§ Your goal
Pick out every line of the entries below where "object" occurs, and copy those lines.

§ Provided data

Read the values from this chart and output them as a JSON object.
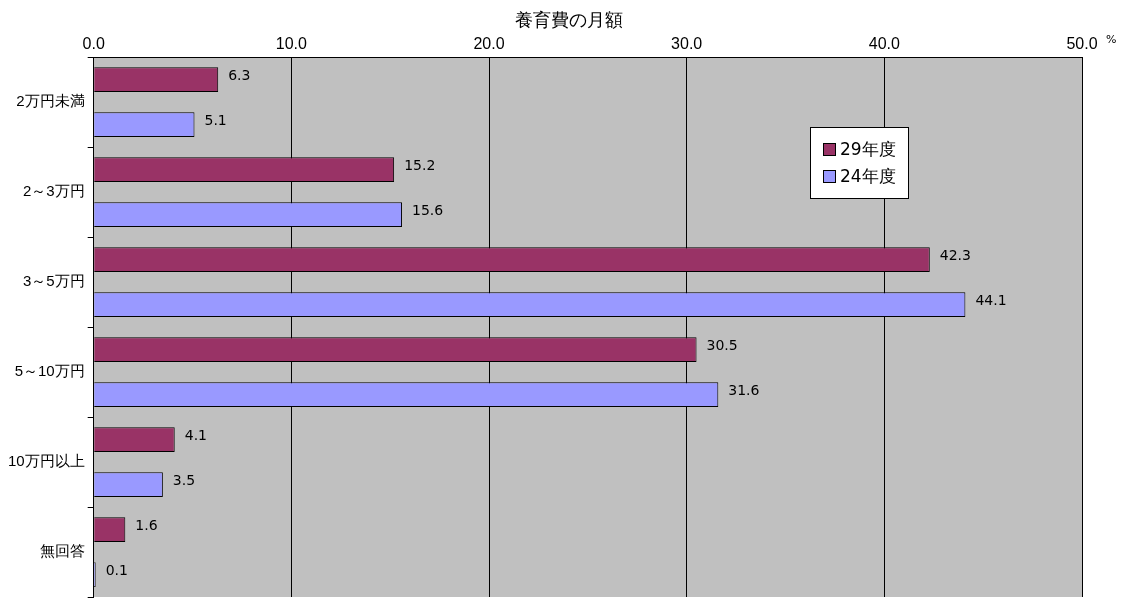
{
  "chart_data": {
    "type": "bar",
    "orientation": "horizontal",
    "title": "養育費の月額",
    "xlabel": "%",
    "categories": [
      "2万円未満",
      "2～3万円",
      "3～5万円",
      "5～10万円",
      "10万円以上",
      "無回答"
    ],
    "series": [
      {
        "name": "29年度",
        "color": "#993366",
        "values": [
          6.3,
          15.2,
          42.3,
          30.5,
          4.1,
          1.6
        ]
      },
      {
        "name": "24年度",
        "color": "#9999ff",
        "values": [
          5.1,
          15.6,
          44.1,
          31.6,
          3.5,
          0.1
        ]
      }
    ],
    "xlim": [
      0,
      50
    ],
    "xticks": [
      {
        "value": 0,
        "label": "0.0"
      },
      {
        "value": 10,
        "label": "10.0"
      },
      {
        "value": 20,
        "label": "20.0"
      },
      {
        "value": 30,
        "label": "30.0"
      },
      {
        "value": 40,
        "label": "40.0"
      },
      {
        "value": 50,
        "label": "50.0"
      }
    ],
    "grid": "x",
    "legend": "top right",
    "data_labels": true
  }
}
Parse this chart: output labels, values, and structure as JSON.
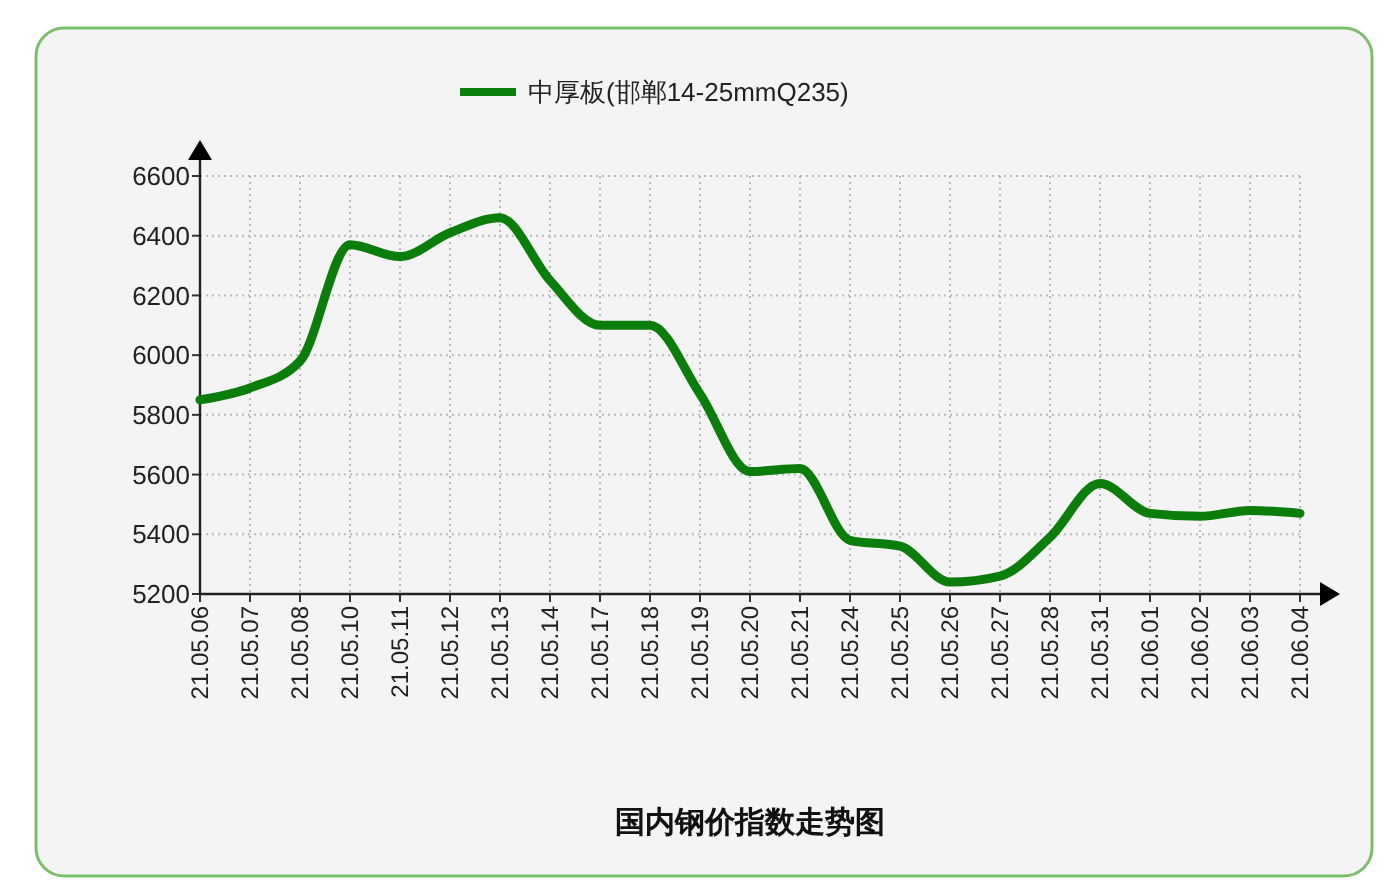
{
  "chart_data": {
    "type": "line",
    "title": "国内钢价指数走势图",
    "categories": [
      "21.05.06",
      "21.05.07",
      "21.05.08",
      "21.05.10",
      "21.05.11",
      "21.05.12",
      "21.05.13",
      "21.05.14",
      "21.05.17",
      "21.05.18",
      "21.05.19",
      "21.05.20",
      "21.05.21",
      "21.05.24",
      "21.05.25",
      "21.05.26",
      "21.05.27",
      "21.05.28",
      "21.05.31",
      "21.06.01",
      "21.06.02",
      "21.06.03",
      "21.06.04"
    ],
    "series": [
      {
        "name": "中厚板(邯郸14-25mmQ235)",
        "color": "#0a7d0a",
        "values": [
          5850,
          5890,
          5980,
          6370,
          6330,
          6410,
          6460,
          6250,
          6100,
          6100,
          5870,
          5610,
          5620,
          5380,
          5360,
          5240,
          5260,
          5390,
          5570,
          5470,
          5460,
          5480,
          5470
        ]
      }
    ],
    "ylim": [
      5200,
      6600
    ],
    "yticks": [
      5200,
      5400,
      5600,
      5800,
      6000,
      6200,
      6400,
      6600
    ],
    "grid": true,
    "legend": "top",
    "marker": "none",
    "line_style": "solid"
  }
}
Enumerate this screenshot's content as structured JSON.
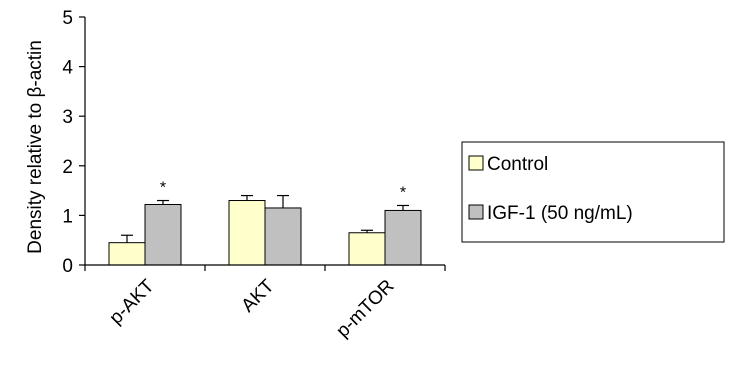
{
  "chart_data": {
    "type": "bar",
    "categories": [
      "p-AKT",
      "AKT",
      "p-mTOR"
    ],
    "series": [
      {
        "name": "Control",
        "color": "#ffffcc",
        "values": [
          0.45,
          1.3,
          0.65
        ],
        "errors": [
          0.15,
          0.1,
          0.05
        ],
        "annotations": [
          "",
          "",
          ""
        ]
      },
      {
        "name": "IGF-1 (50 ng/mL)",
        "color": "#c0c0c0",
        "values": [
          1.22,
          1.15,
          1.1
        ],
        "errors": [
          0.08,
          0.25,
          0.1
        ],
        "annotations": [
          "*",
          "",
          "*"
        ]
      }
    ],
    "ylabel": "Density relative to β-actin",
    "xlabel": "",
    "ylim": [
      0,
      5
    ],
    "yticks": [
      0,
      1,
      2,
      3,
      4,
      5
    ],
    "grid": false,
    "legend_position": "right"
  }
}
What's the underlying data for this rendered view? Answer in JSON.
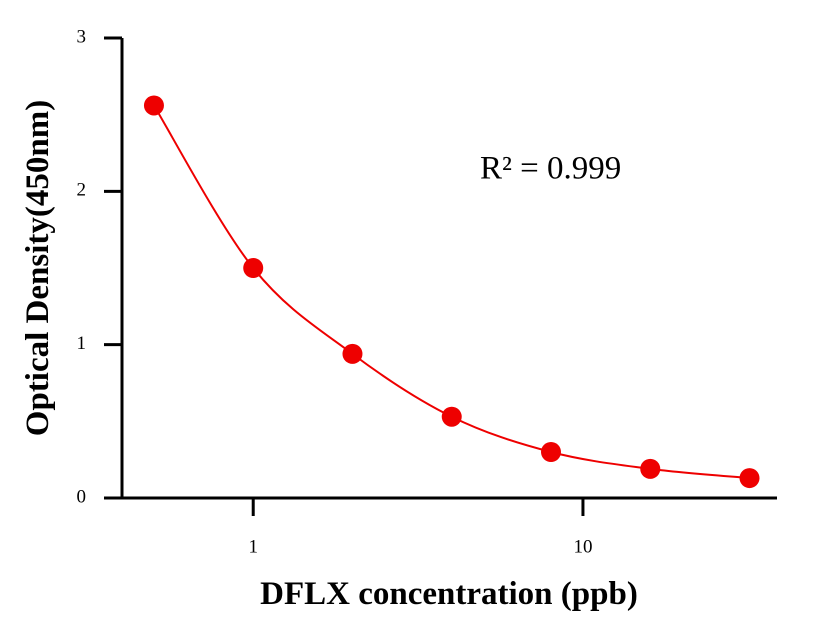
{
  "chart_data": {
    "type": "scatter",
    "x_label": "DFLX concentration (ppb)",
    "y_label": "Optical Density(450nm)",
    "annotation": "R² = 0.999",
    "x": [
      0.5,
      1,
      2,
      4,
      8,
      16,
      32
    ],
    "series": [
      {
        "color": "#ee0000",
        "values": [
          2.56,
          1.5,
          0.94,
          0.53,
          0.3,
          0.19,
          0.13
        ]
      }
    ],
    "fit_curve": true,
    "xscale": "log",
    "xlim": [
      0.4,
      38.5
    ],
    "xticks": [
      1,
      10
    ],
    "ylim": [
      0,
      3
    ],
    "yticks": [
      0,
      1,
      2,
      3
    ],
    "grid": false
  }
}
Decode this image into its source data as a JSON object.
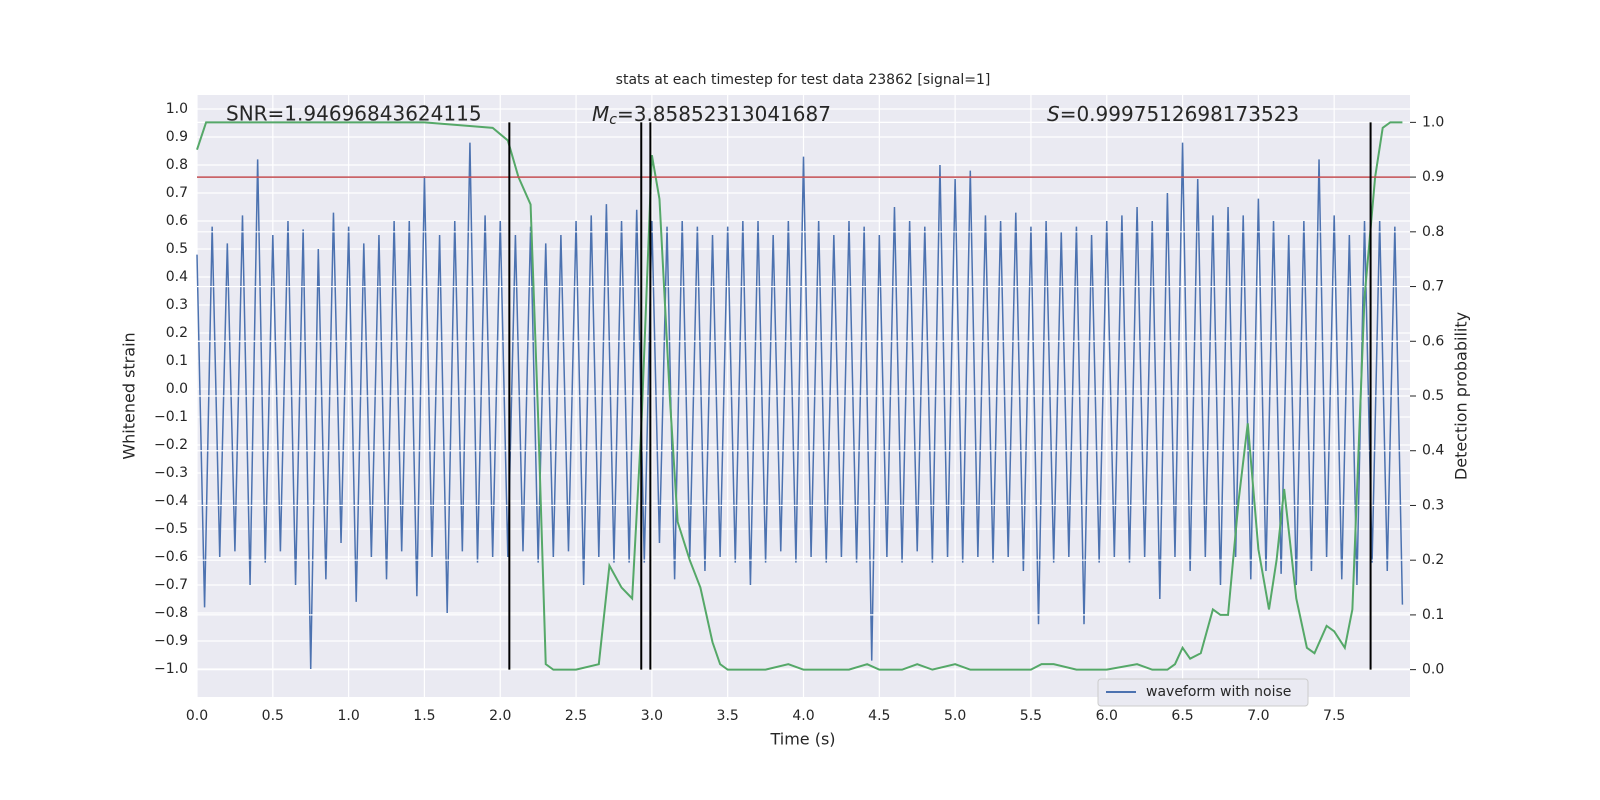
{
  "chart_data": {
    "type": "line",
    "title": "stats at each timestep for test data 23862 [signal=1]",
    "xlabel": "Time (s)",
    "ylabel": "Whitened strain",
    "y2label": "Detection probability",
    "annotations": {
      "snr": "SNR=1.94696843624115",
      "mc": {
        "symbol": "M",
        "subscript": "c",
        "text": "=3.85852313041687"
      },
      "s": {
        "symbol": "S",
        "text": "=0.9997512698173523"
      }
    },
    "xlim": [
      0,
      8
    ],
    "ylim": [
      -1.1,
      1.05
    ],
    "y2lim": [
      -0.05,
      1.05
    ],
    "xticks": [
      {
        "value": 0,
        "label": "0.0"
      },
      {
        "value": 0.5,
        "label": "0.5"
      },
      {
        "value": 1,
        "label": "1.0"
      },
      {
        "value": 1.5,
        "label": "1.5"
      },
      {
        "value": 2,
        "label": "2.0"
      },
      {
        "value": 2.5,
        "label": "2.5"
      },
      {
        "value": 3,
        "label": "3.0"
      },
      {
        "value": 3.5,
        "label": "3.5"
      },
      {
        "value": 4,
        "label": "4.0"
      },
      {
        "value": 4.5,
        "label": "4.5"
      },
      {
        "value": 5,
        "label": "5.0"
      },
      {
        "value": 5.5,
        "label": "5.5"
      },
      {
        "value": 6,
        "label": "6.0"
      },
      {
        "value": 6.5,
        "label": "6.5"
      },
      {
        "value": 7,
        "label": "7.0"
      },
      {
        "value": 7.5,
        "label": "7.5"
      }
    ],
    "yticks": [
      {
        "value": 1,
        "label": "1.0"
      },
      0.9,
      0.8,
      0.7,
      0.6,
      0.5,
      0.4,
      0.3,
      0.2,
      0.1,
      {
        "value": 0,
        "label": "0.0"
      },
      {
        "value": -0.1,
        "label": "−0.1"
      },
      {
        "value": -0.2,
        "label": "−0.2"
      },
      {
        "value": -0.3,
        "label": "−0.3"
      },
      {
        "value": -0.4,
        "label": "−0.4"
      },
      {
        "value": -0.5,
        "label": "−0.5"
      },
      {
        "value": -0.6,
        "label": "−0.6"
      },
      {
        "value": -0.7,
        "label": "−0.7"
      },
      {
        "value": -0.8,
        "label": "−0.8"
      },
      {
        "value": -0.9,
        "label": "−0.9"
      },
      {
        "value": -1,
        "label": "−1.0"
      }
    ],
    "y2ticks": [
      {
        "value": 0,
        "label": "0.0"
      },
      0.1,
      0.2,
      0.3,
      0.4,
      0.5,
      0.6,
      0.7,
      0.8,
      0.9,
      {
        "value": 1,
        "label": "1.0"
      }
    ],
    "grid": true,
    "legend": "lower right",
    "threshold": {
      "value": 0.9,
      "color": "#c44e52",
      "axis": "y2"
    },
    "vlines": {
      "values": [
        2.06,
        2.93,
        2.99,
        7.74
      ],
      "color": "#000000",
      "axis": "y2",
      "from": 0,
      "to": 1
    },
    "series": [
      {
        "name": "waveform with noise",
        "color": "#4c72b0",
        "x": [
          0,
          0.05,
          0.1,
          0.15,
          0.2,
          0.25,
          0.3,
          0.35,
          0.4,
          0.45,
          0.5,
          0.55,
          0.6,
          0.65,
          0.7,
          0.75,
          0.8,
          0.85,
          0.9,
          0.95,
          1,
          1.05,
          1.1,
          1.15,
          1.2,
          1.25,
          1.3,
          1.35,
          1.4,
          1.45,
          1.5,
          1.55,
          1.6,
          1.65,
          1.7,
          1.75,
          1.8,
          1.85,
          1.9,
          1.95,
          2,
          2.05,
          2.1,
          2.15,
          2.2,
          2.25,
          2.3,
          2.35,
          2.4,
          2.45,
          2.5,
          2.55,
          2.6,
          2.65,
          2.7,
          2.75,
          2.8,
          2.85,
          2.9,
          2.95,
          3,
          3.05,
          3.1,
          3.15,
          3.2,
          3.25,
          3.3,
          3.35,
          3.4,
          3.45,
          3.5,
          3.55,
          3.6,
          3.65,
          3.7,
          3.75,
          3.8,
          3.85,
          3.9,
          3.95,
          4,
          4.05,
          4.1,
          4.15,
          4.2,
          4.25,
          4.3,
          4.35,
          4.4,
          4.45,
          4.5,
          4.55,
          4.6,
          4.65,
          4.7,
          4.75,
          4.8,
          4.85,
          4.9,
          4.95,
          5,
          5.05,
          5.1,
          5.15,
          5.2,
          5.25,
          5.3,
          5.35,
          5.4,
          5.45,
          5.5,
          5.55,
          5.6,
          5.65,
          5.7,
          5.75,
          5.8,
          5.85,
          5.9,
          5.95,
          6,
          6.05,
          6.1,
          6.15,
          6.2,
          6.25,
          6.3,
          6.35,
          6.4,
          6.45,
          6.5,
          6.55,
          6.6,
          6.65,
          6.7,
          6.75,
          6.8,
          6.85,
          6.9,
          6.95,
          7,
          7.05,
          7.1,
          7.15,
          7.2,
          7.25,
          7.3,
          7.35,
          7.4,
          7.45,
          7.5,
          7.55,
          7.6,
          7.65,
          7.7,
          7.75,
          7.8,
          7.85,
          7.9,
          7.95
        ],
        "values": [
          0.48,
          -0.78,
          0.58,
          -0.6,
          0.52,
          -0.58,
          0.62,
          -0.7,
          0.82,
          -0.62,
          0.55,
          -0.58,
          0.6,
          -0.7,
          0.57,
          -1.0,
          0.5,
          -0.68,
          0.63,
          -0.55,
          0.58,
          -0.76,
          0.52,
          -0.6,
          0.55,
          -0.68,
          0.6,
          -0.58,
          0.6,
          -0.74,
          0.76,
          -0.6,
          0.55,
          -0.8,
          0.6,
          -0.58,
          0.88,
          -0.62,
          0.62,
          -0.6,
          0.6,
          -0.6,
          0.55,
          -0.58,
          0.58,
          -0.62,
          0.52,
          -0.6,
          0.55,
          -0.58,
          0.6,
          -0.7,
          0.62,
          -0.6,
          0.66,
          -0.62,
          0.6,
          -0.62,
          0.64,
          -0.62,
          0.6,
          -0.55,
          0.58,
          -0.68,
          0.6,
          -0.6,
          0.58,
          -0.65,
          0.55,
          -0.6,
          0.58,
          -0.62,
          0.6,
          -0.7,
          0.6,
          -0.62,
          0.55,
          -0.58,
          0.6,
          -0.62,
          0.83,
          -0.6,
          0.6,
          -0.62,
          0.55,
          -0.6,
          0.6,
          -0.62,
          0.58,
          -0.97,
          0.55,
          -0.6,
          0.65,
          -0.62,
          0.6,
          -0.58,
          0.58,
          -0.62,
          0.8,
          -0.6,
          0.75,
          -0.62,
          0.78,
          -0.6,
          0.62,
          -0.62,
          0.6,
          -0.6,
          0.63,
          -0.65,
          0.58,
          -0.84,
          0.6,
          -0.62,
          0.56,
          -0.6,
          0.58,
          -0.84,
          0.55,
          -0.62,
          0.6,
          -0.6,
          0.62,
          -0.62,
          0.65,
          -0.6,
          0.6,
          -0.75,
          0.7,
          -0.6,
          0.88,
          -0.65,
          0.75,
          -0.6,
          0.62,
          -0.7,
          0.65,
          -0.6,
          0.62,
          -0.68,
          0.68,
          -0.65,
          0.6,
          -0.66,
          0.55,
          -0.7,
          0.6,
          -0.65,
          0.82,
          -0.6,
          0.62,
          -0.68,
          0.55,
          -0.7,
          0.6,
          -0.62,
          0.6,
          -0.65,
          0.58,
          -0.77
        ]
      },
      {
        "color": "#55a868",
        "axis": "y2",
        "x": [
          0,
          0.06,
          0.5,
          1.0,
          1.5,
          1.95,
          2.05,
          2.12,
          2.2,
          2.25,
          2.3,
          2.35,
          2.5,
          2.65,
          2.72,
          2.8,
          2.87,
          2.93,
          3.0,
          3.05,
          3.12,
          3.17,
          3.25,
          3.32,
          3.4,
          3.45,
          3.5,
          3.75,
          3.9,
          4.0,
          4.3,
          4.42,
          4.5,
          4.65,
          4.75,
          4.85,
          5.0,
          5.1,
          5.5,
          5.57,
          5.65,
          5.8,
          6.0,
          6.2,
          6.3,
          6.4,
          6.45,
          6.5,
          6.55,
          6.62,
          6.7,
          6.75,
          6.8,
          6.87,
          6.93,
          7.0,
          7.07,
          7.12,
          7.17,
          7.25,
          7.32,
          7.37,
          7.45,
          7.5,
          7.57,
          7.62,
          7.7,
          7.77,
          7.82,
          7.87,
          7.95
        ],
        "values": [
          0.95,
          1.0,
          1.0,
          1.0,
          1.0,
          0.99,
          0.967,
          0.9,
          0.85,
          0.46,
          0.01,
          0.0,
          0.0,
          0.01,
          0.19,
          0.15,
          0.13,
          0.44,
          0.94,
          0.86,
          0.49,
          0.27,
          0.2,
          0.15,
          0.05,
          0.01,
          0.0,
          0.0,
          0.01,
          0.0,
          0.0,
          0.01,
          0.0,
          0.0,
          0.01,
          0.0,
          0.01,
          0.0,
          0.0,
          0.01,
          0.01,
          0.0,
          0.0,
          0.01,
          0.0,
          0.0,
          0.01,
          0.04,
          0.02,
          0.03,
          0.11,
          0.1,
          0.1,
          0.31,
          0.45,
          0.22,
          0.11,
          0.2,
          0.33,
          0.13,
          0.04,
          0.03,
          0.08,
          0.07,
          0.04,
          0.11,
          0.68,
          0.9,
          0.99,
          1.0,
          1.0
        ]
      }
    ]
  }
}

§ Written reply
Read the values from this chart and output them as a JSON object.
Decode this image into its source data as a JSON object.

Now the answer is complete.